> **Directions for this task**: Return the count of lines with the string "transcription" in them, and nothing else.

--- Start Dataset ---

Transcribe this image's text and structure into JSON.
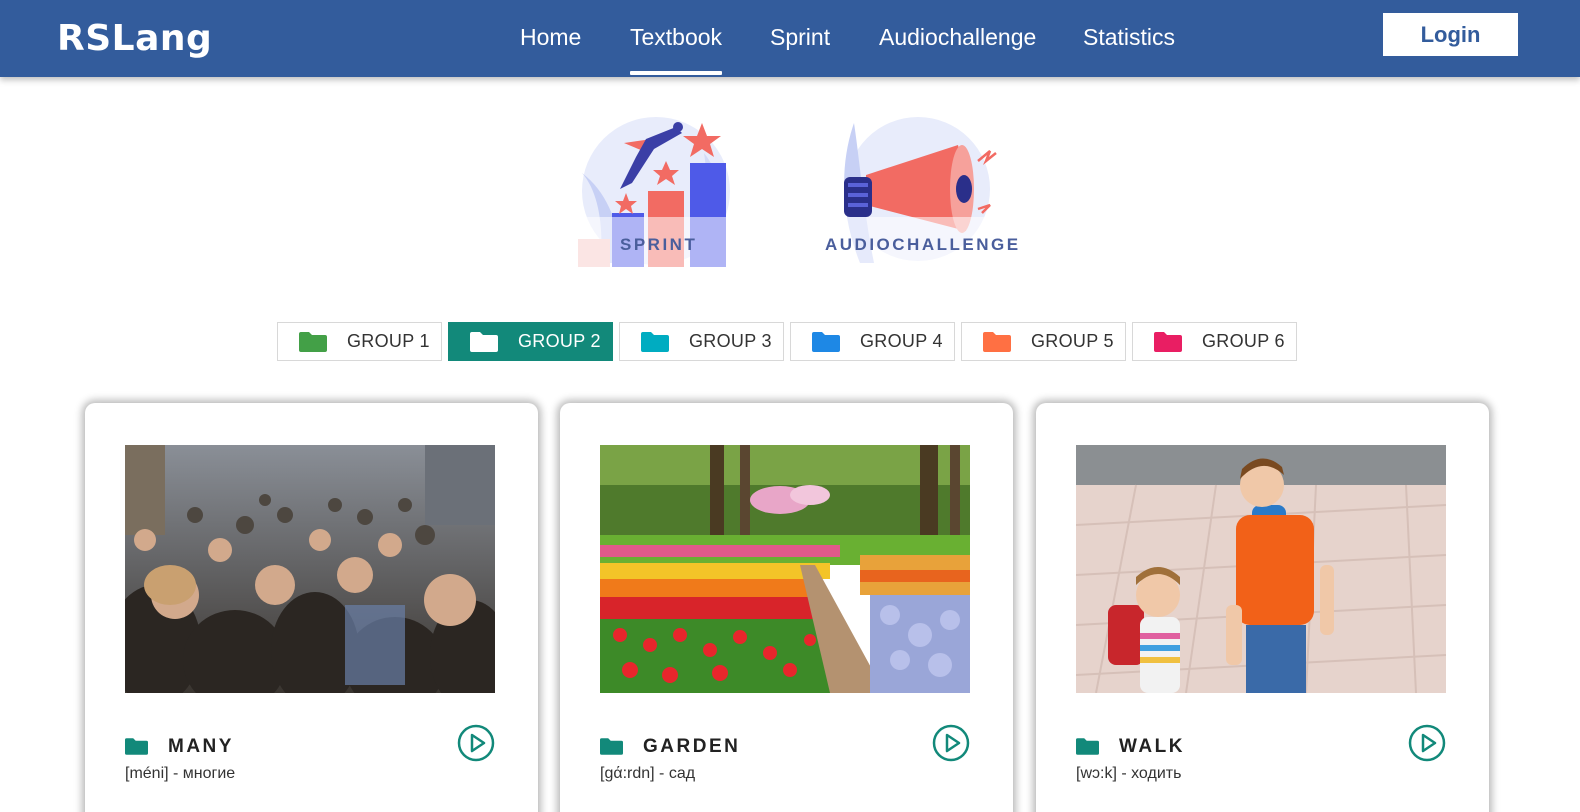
{
  "header": {
    "logo": "RSLang",
    "nav": [
      {
        "label": "Home"
      },
      {
        "label": "Textbook",
        "active": true
      },
      {
        "label": "Sprint"
      },
      {
        "label": "Audiochallenge"
      },
      {
        "label": "Statistics"
      }
    ],
    "login_label": "Login"
  },
  "games": {
    "sprint_label": "SPRINT",
    "audio_label": "AUDIOCHALLENGE"
  },
  "groups": [
    {
      "label": "GROUP 1",
      "color": "#43a047"
    },
    {
      "label": "GROUP 2",
      "color": "#12897a",
      "active": true
    },
    {
      "label": "GROUP 3",
      "color": "#00acc1"
    },
    {
      "label": "GROUP 4",
      "color": "#1e88e5"
    },
    {
      "label": "GROUP 5",
      "color": "#ff7043"
    },
    {
      "label": "GROUP 6",
      "color": "#e91e63"
    }
  ],
  "cards": [
    {
      "word": "MANY",
      "transcription": "[méni] - многие",
      "icon": "play-icon"
    },
    {
      "word": "GARDEN",
      "transcription": "[gά:rdn] - сад",
      "icon": "play-icon"
    },
    {
      "word": "WALK",
      "transcription": "[wɔ:k] - ходить",
      "icon": "play-icon"
    }
  ],
  "colors": {
    "header_bg": "#335c9c",
    "accent": "#12897a"
  }
}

--- End Dataset ---

> **Task response**: 3